> Required work: This exercise calls for copying every line below that holds the word "colorbar".

>>>>>

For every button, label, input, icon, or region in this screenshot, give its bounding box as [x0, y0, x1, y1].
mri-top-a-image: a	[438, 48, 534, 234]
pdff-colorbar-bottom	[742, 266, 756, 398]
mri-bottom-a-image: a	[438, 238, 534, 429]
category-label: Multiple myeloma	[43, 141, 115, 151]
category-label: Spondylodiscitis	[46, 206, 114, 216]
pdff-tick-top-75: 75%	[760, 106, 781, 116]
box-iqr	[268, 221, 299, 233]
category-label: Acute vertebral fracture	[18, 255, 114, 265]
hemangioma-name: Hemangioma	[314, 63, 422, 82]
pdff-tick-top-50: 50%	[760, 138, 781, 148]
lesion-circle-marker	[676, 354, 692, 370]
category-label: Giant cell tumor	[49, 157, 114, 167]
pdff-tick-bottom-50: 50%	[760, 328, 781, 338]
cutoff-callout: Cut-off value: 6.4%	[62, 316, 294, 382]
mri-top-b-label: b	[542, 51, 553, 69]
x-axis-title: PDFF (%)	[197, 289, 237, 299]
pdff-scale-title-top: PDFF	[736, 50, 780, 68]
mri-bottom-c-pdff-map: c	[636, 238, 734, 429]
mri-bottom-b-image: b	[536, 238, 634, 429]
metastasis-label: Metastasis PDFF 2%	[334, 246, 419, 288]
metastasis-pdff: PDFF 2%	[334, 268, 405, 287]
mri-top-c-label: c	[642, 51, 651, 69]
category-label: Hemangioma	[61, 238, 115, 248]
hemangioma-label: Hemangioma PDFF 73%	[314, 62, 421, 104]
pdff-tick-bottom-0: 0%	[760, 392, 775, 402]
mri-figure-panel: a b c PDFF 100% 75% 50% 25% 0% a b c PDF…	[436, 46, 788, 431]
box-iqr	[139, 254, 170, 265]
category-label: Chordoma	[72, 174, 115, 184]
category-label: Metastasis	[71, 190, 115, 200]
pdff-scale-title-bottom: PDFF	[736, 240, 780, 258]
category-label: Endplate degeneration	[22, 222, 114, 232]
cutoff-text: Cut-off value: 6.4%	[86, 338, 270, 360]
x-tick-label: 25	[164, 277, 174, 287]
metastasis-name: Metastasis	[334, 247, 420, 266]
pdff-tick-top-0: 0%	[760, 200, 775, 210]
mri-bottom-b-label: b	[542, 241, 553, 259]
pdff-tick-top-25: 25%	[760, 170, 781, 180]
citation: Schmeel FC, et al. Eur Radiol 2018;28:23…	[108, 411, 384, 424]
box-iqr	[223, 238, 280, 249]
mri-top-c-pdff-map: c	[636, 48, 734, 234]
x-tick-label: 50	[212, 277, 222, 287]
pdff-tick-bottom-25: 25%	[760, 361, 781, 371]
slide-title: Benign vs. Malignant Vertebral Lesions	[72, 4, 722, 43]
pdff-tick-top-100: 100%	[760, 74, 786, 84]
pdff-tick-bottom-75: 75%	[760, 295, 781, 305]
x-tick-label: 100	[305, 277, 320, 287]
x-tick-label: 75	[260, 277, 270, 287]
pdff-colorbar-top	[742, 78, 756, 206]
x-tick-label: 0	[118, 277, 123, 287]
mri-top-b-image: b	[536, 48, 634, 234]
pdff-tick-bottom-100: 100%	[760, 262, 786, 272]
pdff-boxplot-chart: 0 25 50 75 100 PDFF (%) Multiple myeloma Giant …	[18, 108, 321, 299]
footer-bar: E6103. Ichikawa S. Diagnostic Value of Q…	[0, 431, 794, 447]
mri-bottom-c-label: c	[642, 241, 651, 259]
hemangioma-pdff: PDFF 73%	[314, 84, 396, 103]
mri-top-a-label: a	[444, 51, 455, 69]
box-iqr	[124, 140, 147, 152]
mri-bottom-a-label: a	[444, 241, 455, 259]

<<<<<

> Finished exercise:
pdff-colorbar-bottom	[742, 266, 756, 398]
pdff-colorbar-top	[742, 78, 756, 206]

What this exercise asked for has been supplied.